Each concrete stage exposes a small Python function such as generate_structures(config), setup_sampling(config), setup_labeling(config), submit_jobs(config, stage=..., dry_run=...), collect_labeled_dataset(config), or setup_training(config). The CLI and next orchestration call these functions directly.

State Model

Stage data stays file-backed:

  • generated structures: generated/manifest.jsonl;
  • sampling jobs: sampling/sampling_manifest.jsonl;
  • selected frames: selected/manifest.jsonl;
  • SCF jobs: labeling/labeling_manifest.jsonl;
  • active training job: training/training_manifest.jsonl;
  • follow-up config template after generation-only runs: run.next.yaml;
  • smart-next dry-run gates: .pesmaker/<project>/next_state.json.

A database service remains optional and is not required for the current workflow.

Dependency policy

The base package should stay light. Heavy scientific tools should be optional extras or external executables:

  • base: configuration, stage setup, file manifests, CLI;
  • atomistic extra: ASE and pymatgen;
  • workflow extras: jobflow or AiiDA only if a user chooses those integrations;
  • engines: VASP, CP2K, GPUMD, LAMMPS, MACE as external programs.

Listed records –
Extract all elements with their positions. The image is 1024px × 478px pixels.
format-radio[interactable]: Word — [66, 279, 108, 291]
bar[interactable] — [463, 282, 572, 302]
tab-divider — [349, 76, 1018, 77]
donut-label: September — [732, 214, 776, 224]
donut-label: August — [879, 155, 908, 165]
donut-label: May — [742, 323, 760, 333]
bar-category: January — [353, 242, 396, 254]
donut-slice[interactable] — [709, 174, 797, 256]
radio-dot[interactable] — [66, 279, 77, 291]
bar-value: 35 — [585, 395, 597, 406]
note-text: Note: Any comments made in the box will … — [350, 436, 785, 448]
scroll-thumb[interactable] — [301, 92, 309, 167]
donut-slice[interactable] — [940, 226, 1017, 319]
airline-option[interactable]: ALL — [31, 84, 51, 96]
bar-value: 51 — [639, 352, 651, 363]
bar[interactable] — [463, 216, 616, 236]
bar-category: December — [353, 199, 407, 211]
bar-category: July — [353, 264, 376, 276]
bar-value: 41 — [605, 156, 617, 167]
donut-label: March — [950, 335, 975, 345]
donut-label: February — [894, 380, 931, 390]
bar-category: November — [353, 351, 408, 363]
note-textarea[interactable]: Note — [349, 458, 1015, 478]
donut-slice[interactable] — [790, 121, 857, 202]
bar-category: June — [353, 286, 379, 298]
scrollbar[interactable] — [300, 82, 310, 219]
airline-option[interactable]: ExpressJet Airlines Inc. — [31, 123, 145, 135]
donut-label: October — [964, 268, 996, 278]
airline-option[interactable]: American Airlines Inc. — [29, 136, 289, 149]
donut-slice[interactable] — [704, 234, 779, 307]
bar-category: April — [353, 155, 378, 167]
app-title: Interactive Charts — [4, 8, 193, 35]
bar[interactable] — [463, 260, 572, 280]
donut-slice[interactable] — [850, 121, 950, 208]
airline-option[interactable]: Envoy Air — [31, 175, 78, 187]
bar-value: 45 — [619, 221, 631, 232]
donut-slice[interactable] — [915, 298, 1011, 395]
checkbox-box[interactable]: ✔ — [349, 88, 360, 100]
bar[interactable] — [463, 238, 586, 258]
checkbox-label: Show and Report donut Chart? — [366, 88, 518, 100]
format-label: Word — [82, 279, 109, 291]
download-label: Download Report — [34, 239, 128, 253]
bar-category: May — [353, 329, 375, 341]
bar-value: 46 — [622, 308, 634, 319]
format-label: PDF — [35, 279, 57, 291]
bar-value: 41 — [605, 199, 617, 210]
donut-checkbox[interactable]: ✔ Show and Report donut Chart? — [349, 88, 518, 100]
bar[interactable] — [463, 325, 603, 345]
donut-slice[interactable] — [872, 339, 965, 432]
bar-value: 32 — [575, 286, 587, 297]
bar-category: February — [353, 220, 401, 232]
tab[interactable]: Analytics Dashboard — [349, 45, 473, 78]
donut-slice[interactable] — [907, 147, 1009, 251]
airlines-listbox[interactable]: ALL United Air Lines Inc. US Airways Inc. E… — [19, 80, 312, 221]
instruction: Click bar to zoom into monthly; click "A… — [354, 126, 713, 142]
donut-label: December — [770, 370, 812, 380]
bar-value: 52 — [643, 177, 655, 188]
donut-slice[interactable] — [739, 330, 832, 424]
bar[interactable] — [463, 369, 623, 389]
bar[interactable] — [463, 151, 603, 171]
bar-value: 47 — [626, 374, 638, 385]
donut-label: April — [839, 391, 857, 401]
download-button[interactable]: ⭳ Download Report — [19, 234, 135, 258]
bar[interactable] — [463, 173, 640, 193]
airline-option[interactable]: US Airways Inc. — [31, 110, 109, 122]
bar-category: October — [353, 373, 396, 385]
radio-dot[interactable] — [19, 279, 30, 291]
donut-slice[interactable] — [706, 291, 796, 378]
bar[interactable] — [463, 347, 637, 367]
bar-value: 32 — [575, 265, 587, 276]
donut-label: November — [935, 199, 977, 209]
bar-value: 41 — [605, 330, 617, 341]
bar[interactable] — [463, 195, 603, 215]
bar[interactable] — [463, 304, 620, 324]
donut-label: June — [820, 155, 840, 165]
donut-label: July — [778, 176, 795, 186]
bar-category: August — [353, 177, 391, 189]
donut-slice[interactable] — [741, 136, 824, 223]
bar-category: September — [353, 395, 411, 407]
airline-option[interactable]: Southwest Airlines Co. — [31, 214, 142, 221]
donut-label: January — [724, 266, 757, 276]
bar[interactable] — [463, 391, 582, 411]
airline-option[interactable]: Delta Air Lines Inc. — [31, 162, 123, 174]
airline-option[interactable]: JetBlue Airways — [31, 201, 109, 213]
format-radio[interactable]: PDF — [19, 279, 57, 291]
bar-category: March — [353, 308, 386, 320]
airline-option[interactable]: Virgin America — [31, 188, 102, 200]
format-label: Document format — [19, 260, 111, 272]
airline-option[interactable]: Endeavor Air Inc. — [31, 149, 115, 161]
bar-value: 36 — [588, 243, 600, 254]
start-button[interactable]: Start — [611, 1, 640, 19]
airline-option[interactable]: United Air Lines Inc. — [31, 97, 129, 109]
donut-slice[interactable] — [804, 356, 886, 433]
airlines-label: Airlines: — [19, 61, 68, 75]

Stated exercise – Decide whether each statement agrees with the workflow notes, answering yes or no and quoting the words that settle it: (a) the current workflow requires a database service; (b) selected frames are kept in selected/manifest.jsonl; (c) ASE and pymatgen are part of the base package. The records play no part in what is asked here.

Output of the task –
(a) No: "A database service remains optional and is not required for the current workflow."
(b) Yes: "selected frames: selected/manifest.jsonl"
(c) No: "atomistic extra: ASE and pymatgen"